* **Task statement**
Print all the records exactly, please.

(Stored data entries)
────────

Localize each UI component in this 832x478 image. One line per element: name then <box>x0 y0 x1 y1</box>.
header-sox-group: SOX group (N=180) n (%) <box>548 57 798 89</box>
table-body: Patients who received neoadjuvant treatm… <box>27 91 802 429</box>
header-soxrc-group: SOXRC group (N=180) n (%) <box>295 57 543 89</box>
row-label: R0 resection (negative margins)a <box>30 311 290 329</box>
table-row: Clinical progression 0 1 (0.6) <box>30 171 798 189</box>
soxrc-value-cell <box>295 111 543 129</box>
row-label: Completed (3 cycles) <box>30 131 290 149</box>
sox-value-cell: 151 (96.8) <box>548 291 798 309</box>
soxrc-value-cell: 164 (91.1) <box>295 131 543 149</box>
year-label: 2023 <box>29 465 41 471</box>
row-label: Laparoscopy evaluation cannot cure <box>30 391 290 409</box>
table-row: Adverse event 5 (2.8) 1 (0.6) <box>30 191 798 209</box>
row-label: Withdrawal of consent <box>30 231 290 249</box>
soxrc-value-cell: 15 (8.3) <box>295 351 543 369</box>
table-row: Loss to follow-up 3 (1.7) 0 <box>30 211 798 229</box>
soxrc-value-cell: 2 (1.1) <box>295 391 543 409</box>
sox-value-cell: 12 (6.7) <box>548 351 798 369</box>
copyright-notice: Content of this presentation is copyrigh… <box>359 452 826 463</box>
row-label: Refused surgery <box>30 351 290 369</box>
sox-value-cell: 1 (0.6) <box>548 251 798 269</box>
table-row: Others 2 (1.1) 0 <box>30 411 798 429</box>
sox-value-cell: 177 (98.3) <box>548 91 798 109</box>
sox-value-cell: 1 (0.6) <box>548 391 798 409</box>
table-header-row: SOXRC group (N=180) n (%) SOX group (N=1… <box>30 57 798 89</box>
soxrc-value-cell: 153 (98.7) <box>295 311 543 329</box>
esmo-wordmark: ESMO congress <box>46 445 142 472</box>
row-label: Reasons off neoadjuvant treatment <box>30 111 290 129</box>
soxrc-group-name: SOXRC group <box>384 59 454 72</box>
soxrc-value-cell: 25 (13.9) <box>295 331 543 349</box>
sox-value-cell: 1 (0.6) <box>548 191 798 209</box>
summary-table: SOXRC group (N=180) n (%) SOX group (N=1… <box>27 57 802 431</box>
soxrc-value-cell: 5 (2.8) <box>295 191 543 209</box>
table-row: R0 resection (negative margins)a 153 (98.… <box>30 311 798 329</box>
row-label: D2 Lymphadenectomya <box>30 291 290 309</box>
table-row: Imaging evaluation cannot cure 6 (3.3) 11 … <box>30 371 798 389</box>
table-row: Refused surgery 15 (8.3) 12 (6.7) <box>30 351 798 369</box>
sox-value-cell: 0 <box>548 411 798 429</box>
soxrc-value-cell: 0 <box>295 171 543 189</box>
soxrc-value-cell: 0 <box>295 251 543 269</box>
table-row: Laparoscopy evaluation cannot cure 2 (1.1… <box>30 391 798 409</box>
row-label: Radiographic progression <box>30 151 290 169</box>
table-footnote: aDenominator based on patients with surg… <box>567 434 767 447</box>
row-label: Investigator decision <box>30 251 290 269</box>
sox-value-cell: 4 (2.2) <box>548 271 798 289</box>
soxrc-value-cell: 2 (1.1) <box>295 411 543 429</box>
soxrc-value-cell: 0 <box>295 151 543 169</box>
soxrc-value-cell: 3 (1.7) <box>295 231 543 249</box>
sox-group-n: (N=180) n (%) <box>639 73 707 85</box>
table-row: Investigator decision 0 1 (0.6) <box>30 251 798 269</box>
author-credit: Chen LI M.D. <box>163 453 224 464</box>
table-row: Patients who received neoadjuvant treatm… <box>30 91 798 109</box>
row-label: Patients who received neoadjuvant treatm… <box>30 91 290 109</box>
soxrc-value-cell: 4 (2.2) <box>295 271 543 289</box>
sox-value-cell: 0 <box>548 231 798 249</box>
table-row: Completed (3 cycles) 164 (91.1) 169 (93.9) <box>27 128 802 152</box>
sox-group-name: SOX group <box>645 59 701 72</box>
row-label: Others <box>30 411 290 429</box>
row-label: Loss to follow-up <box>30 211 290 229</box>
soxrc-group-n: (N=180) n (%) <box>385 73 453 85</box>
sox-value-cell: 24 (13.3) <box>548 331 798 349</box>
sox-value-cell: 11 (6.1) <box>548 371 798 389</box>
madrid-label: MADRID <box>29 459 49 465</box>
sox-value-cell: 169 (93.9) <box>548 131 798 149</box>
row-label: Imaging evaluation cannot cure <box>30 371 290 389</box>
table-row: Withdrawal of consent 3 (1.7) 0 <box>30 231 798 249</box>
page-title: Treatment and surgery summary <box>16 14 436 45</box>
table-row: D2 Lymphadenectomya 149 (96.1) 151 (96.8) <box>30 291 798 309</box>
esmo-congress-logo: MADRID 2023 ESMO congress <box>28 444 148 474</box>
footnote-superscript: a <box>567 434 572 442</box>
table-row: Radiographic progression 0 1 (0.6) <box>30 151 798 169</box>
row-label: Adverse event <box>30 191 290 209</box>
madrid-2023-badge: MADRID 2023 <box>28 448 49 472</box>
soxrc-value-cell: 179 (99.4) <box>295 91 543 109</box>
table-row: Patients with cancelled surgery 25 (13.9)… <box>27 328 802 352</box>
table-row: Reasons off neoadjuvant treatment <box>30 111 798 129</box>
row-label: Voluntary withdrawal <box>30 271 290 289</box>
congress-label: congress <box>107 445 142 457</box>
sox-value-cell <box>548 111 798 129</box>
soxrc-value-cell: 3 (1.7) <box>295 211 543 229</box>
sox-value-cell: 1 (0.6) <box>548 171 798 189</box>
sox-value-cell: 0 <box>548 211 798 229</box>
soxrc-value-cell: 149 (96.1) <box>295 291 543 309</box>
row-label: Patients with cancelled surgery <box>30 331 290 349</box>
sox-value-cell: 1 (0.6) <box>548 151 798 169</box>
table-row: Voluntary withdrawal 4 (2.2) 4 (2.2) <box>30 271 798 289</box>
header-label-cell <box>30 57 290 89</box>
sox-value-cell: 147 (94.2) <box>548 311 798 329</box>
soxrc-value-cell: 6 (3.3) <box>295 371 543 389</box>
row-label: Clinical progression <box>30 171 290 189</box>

────────

* **Response to the exercise**
Localize each UI component in this 832x478 image. One line per element: name then <box>x0 y0 x1 y1</box>.
header-sox-group: SOX group (N=180) n (%) <box>548 57 798 89</box>
table-body: Patients who received neoadjuvant treatm… <box>27 91 802 429</box>
header-soxrc-group: SOXRC group (N=180) n (%) <box>295 57 543 89</box>
row-label: R0 resection (negative margins)a <box>30 311 290 329</box>
table-row: Clinical progression 0 1 (0.6) <box>30 171 798 189</box>
soxrc-value-cell <box>295 111 543 129</box>
row-label: Completed (3 cycles) <box>30 131 290 149</box>
sox-value-cell: 151 (96.8) <box>548 291 798 309</box>
soxrc-value-cell: 164 (91.1) <box>295 131 543 149</box>
year-label: 2023 <box>29 465 41 471</box>
row-label: Laparoscopy evaluation cannot cure <box>30 391 290 409</box>
table-row: Adverse event 5 (2.8) 1 (0.6) <box>30 191 798 209</box>
row-label: Withdrawal of consent <box>30 231 290 249</box>
soxrc-value-cell: 15 (8.3) <box>295 351 543 369</box>
table-row: Loss to follow-up 3 (1.7) 0 <box>30 211 798 229</box>
soxrc-value-cell: 2 (1.1) <box>295 391 543 409</box>
sox-value-cell: 12 (6.7) <box>548 351 798 369</box>
copyright-notice: Content of this presentation is copyrigh… <box>359 452 826 463</box>
row-label: Refused surgery <box>30 351 290 369</box>
sox-value-cell: 1 (0.6) <box>548 251 798 269</box>
table-row: Others 2 (1.1) 0 <box>30 411 798 429</box>
sox-value-cell: 177 (98.3) <box>548 91 798 109</box>
sox-value-cell: 1 (0.6) <box>548 391 798 409</box>
table-header-row: SOXRC group (N=180) n (%) SOX group (N=1… <box>30 57 798 89</box>
soxrc-value-cell: 153 (98.7) <box>295 311 543 329</box>
esmo-wordmark: ESMO congress <box>46 445 142 472</box>
row-label: Reasons off neoadjuvant treatment <box>30 111 290 129</box>
soxrc-group-name: SOXRC group <box>384 59 454 72</box>
soxrc-value-cell: 25 (13.9) <box>295 331 543 349</box>
sox-value-cell: 1 (0.6) <box>548 191 798 209</box>
summary-table: SOXRC group (N=180) n (%) SOX group (N=1… <box>27 57 802 431</box>
soxrc-value-cell: 5 (2.8) <box>295 191 543 209</box>
table-row: R0 resection (negative margins)a 153 (98.… <box>30 311 798 329</box>
row-label: D2 Lymphadenectomya <box>30 291 290 309</box>
table-row: Imaging evaluation cannot cure 6 (3.3) 11 … <box>30 371 798 389</box>
table-row: Refused surgery 15 (8.3) 12 (6.7) <box>30 351 798 369</box>
sox-value-cell: 0 <box>548 411 798 429</box>
soxrc-value-cell: 0 <box>295 171 543 189</box>
soxrc-value-cell: 0 <box>295 251 543 269</box>
table-row: Laparoscopy evaluation cannot cure 2 (1.1… <box>30 391 798 409</box>
row-label: Radiographic progression <box>30 151 290 169</box>
table-footnote: aDenominator based on patients with surg… <box>567 434 767 447</box>
row-label: Investigator decision <box>30 251 290 269</box>
sox-value-cell: 4 (2.2) <box>548 271 798 289</box>
soxrc-value-cell: 2 (1.1) <box>295 411 543 429</box>
soxrc-value-cell: 0 <box>295 151 543 169</box>
soxrc-value-cell: 3 (1.7) <box>295 231 543 249</box>
sox-group-n: (N=180) n (%) <box>639 73 707 85</box>
table-row: Investigator decision 0 1 (0.6) <box>30 251 798 269</box>
author-credit: Chen LI M.D. <box>163 453 224 464</box>
table-row: Patients who received neoadjuvant treatm… <box>30 91 798 109</box>
row-label: Patients who received neoadjuvant treatm… <box>30 91 290 109</box>
soxrc-value-cell: 4 (2.2) <box>295 271 543 289</box>
sox-value-cell: 0 <box>548 231 798 249</box>
table-row: Completed (3 cycles) 164 (91.1) 169 (93.9) <box>27 128 802 152</box>
sox-group-name: SOX group <box>645 59 701 72</box>
row-label: Others <box>30 411 290 429</box>
row-label: Loss to follow-up <box>30 211 290 229</box>
soxrc-group-n: (N=180) n (%) <box>385 73 453 85</box>
sox-value-cell: 24 (13.3) <box>548 331 798 349</box>
sox-value-cell: 11 (6.1) <box>548 371 798 389</box>
madrid-label: MADRID <box>29 459 49 465</box>
sox-value-cell: 169 (93.9) <box>548 131 798 149</box>
row-label: Imaging evaluation cannot cure <box>30 371 290 389</box>
table-row: Withdrawal of consent 3 (1.7) 0 <box>30 231 798 249</box>
page-title: Treatment and surgery summary <box>16 14 436 45</box>
table-row: D2 Lymphadenectomya 149 (96.1) 151 (96.8) <box>30 291 798 309</box>
esmo-congress-logo: MADRID 2023 ESMO congress <box>28 444 148 474</box>
footnote-superscript: a <box>567 434 572 442</box>
table-row: Radiographic progression 0 1 (0.6) <box>30 151 798 169</box>
row-label: Adverse event <box>30 191 290 209</box>
madrid-2023-badge: MADRID 2023 <box>28 448 49 472</box>
soxrc-value-cell: 179 (99.4) <box>295 91 543 109</box>
table-row: Patients with cancelled surgery 25 (13.9)… <box>27 328 802 352</box>
table-row: Reasons off neoadjuvant treatment <box>30 111 798 129</box>
row-label: Voluntary withdrawal <box>30 271 290 289</box>
congress-label: congress <box>107 445 142 457</box>
sox-value-cell <box>548 111 798 129</box>
soxrc-value-cell: 3 (1.7) <box>295 211 543 229</box>
sox-value-cell: 1 (0.6) <box>548 171 798 189</box>
sox-value-cell: 0 <box>548 211 798 229</box>
soxrc-value-cell: 149 (96.1) <box>295 291 543 309</box>
row-label: Patients with cancelled surgery <box>30 331 290 349</box>
sox-value-cell: 1 (0.6) <box>548 151 798 169</box>
table-row: Voluntary withdrawal 4 (2.2) 4 (2.2) <box>30 271 798 289</box>
header-label-cell <box>30 57 290 89</box>
sox-value-cell: 147 (94.2) <box>548 311 798 329</box>
soxrc-value-cell: 6 (3.3) <box>295 371 543 389</box>
row-label: Clinical progression <box>30 171 290 189</box>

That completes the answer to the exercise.